• RECORDS TO PROCESS
****

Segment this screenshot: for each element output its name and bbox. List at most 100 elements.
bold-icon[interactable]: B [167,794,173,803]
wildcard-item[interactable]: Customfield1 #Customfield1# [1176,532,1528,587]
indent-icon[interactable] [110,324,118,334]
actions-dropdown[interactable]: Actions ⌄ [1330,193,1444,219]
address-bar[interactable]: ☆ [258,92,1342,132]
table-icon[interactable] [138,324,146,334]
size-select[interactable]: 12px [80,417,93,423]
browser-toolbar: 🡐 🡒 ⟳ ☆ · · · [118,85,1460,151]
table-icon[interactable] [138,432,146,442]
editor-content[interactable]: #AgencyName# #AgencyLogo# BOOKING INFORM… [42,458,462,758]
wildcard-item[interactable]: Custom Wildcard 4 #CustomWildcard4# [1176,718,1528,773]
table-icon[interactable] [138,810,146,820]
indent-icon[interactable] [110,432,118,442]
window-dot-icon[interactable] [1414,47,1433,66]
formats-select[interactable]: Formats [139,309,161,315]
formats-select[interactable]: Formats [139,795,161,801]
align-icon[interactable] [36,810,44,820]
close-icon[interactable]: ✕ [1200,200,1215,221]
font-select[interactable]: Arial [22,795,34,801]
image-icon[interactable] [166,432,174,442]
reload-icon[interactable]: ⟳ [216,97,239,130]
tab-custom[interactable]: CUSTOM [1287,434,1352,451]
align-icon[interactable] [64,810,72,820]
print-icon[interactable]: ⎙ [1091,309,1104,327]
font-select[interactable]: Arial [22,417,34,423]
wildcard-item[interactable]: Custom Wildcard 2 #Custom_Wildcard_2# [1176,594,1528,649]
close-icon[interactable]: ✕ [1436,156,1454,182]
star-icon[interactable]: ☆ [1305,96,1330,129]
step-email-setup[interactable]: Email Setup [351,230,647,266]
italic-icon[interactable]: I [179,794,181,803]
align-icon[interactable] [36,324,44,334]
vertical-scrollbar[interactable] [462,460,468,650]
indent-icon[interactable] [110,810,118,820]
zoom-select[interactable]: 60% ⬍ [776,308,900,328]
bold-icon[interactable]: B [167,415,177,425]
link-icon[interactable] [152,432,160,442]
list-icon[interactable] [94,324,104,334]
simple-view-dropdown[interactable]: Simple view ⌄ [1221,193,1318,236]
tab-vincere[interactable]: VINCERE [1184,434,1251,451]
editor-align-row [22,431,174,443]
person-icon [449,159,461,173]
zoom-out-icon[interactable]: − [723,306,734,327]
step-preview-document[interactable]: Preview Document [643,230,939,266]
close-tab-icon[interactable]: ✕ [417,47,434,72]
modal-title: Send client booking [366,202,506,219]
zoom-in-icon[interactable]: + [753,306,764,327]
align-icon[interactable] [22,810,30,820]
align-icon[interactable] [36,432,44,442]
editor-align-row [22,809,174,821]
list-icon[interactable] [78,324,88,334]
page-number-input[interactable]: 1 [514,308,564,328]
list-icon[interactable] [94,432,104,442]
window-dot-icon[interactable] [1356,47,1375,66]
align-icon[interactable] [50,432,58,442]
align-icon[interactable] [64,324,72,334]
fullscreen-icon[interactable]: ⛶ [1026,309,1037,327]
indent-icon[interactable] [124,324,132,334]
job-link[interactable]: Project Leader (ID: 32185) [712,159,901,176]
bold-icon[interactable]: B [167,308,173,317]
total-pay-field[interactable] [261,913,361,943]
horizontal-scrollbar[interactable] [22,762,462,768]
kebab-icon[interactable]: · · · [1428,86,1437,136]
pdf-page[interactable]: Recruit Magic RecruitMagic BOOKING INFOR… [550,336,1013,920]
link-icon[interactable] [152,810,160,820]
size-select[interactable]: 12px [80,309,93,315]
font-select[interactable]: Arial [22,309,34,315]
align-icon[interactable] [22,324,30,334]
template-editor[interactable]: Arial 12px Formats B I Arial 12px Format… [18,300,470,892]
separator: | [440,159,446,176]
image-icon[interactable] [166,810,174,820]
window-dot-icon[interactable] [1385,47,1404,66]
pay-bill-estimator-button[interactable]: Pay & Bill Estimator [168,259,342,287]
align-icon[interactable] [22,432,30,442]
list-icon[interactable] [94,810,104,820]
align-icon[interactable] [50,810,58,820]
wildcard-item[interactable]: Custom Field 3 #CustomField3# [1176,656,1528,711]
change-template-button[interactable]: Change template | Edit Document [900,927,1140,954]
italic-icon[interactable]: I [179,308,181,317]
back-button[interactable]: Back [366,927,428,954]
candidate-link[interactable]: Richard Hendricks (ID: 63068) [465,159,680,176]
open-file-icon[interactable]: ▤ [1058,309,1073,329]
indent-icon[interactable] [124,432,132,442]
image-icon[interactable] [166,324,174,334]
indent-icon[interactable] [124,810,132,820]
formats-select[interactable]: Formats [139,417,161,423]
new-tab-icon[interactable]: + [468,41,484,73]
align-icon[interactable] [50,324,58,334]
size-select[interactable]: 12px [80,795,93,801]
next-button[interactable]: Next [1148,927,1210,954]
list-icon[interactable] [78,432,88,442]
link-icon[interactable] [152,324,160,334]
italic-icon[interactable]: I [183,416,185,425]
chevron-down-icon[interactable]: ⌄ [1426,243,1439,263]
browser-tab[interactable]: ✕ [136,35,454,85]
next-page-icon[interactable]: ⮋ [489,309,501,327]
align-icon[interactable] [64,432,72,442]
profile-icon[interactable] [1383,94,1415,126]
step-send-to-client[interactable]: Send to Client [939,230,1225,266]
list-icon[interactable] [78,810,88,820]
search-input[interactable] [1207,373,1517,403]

****

• WORK TO DO
Please rewrite the lines of the material, from its start through the line holding "address-bar[interactable]: ☆ [258,92,1342,132]" inclusive, as a Markdown table with the columns Row and Line, leaving out blank lines.

• TASK SOLUTION
| Row | Line |
|---|---|
| 1 | Segment this screenshot: for each element output its name and bbox. List at most 100 elements. |
| 2 | bold-icon[interactable]: B [167,794,173,803] |
| 3 | wildcard-item[interactable]: Customfield1 #Customfield1# [1176,532,1528,587] |
| 4 | indent-icon[interactable] [110,324,118,334] |
| 5 | actions-dropdown[interactable]: Actions ⌄ [1330,193,1444,219] |
| 6 | address-bar[interactable]: ☆ [258,92,1342,132] |